Figure record listings
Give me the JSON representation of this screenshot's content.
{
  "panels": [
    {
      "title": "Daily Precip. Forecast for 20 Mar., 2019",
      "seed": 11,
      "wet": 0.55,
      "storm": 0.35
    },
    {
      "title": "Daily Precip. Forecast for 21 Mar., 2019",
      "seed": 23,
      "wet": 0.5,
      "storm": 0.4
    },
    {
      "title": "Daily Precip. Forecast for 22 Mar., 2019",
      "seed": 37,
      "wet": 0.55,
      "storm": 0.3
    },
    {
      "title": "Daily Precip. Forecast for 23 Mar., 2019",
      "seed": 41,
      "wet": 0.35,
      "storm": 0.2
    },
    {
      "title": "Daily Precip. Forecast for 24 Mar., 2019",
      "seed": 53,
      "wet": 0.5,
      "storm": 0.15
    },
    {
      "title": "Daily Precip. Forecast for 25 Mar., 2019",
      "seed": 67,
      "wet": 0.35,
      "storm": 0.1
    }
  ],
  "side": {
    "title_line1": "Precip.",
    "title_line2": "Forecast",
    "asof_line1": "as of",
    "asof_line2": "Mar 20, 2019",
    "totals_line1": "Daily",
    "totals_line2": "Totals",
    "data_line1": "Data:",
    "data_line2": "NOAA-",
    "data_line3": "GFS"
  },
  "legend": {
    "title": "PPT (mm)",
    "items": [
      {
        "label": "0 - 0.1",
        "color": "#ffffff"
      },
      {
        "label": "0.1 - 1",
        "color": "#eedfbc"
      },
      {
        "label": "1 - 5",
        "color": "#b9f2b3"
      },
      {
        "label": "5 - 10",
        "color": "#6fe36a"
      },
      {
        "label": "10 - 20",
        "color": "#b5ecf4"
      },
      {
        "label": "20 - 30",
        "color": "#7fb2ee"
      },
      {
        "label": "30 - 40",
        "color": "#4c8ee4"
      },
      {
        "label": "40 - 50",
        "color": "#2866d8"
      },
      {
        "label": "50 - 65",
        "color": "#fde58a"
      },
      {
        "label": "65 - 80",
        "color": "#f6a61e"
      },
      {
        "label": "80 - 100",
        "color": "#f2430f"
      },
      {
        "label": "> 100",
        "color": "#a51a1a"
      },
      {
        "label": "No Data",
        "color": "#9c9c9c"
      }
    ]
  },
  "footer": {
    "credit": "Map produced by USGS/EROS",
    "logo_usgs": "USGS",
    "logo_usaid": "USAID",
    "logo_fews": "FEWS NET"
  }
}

Written problem >> Extract all lines from the material above that include the word "storm".

Expected answer >>
      "storm": 0.35
      "storm": 0.4
      "storm": 0.3
      "storm": 0.2
      "storm": 0.15
      "storm": 0.1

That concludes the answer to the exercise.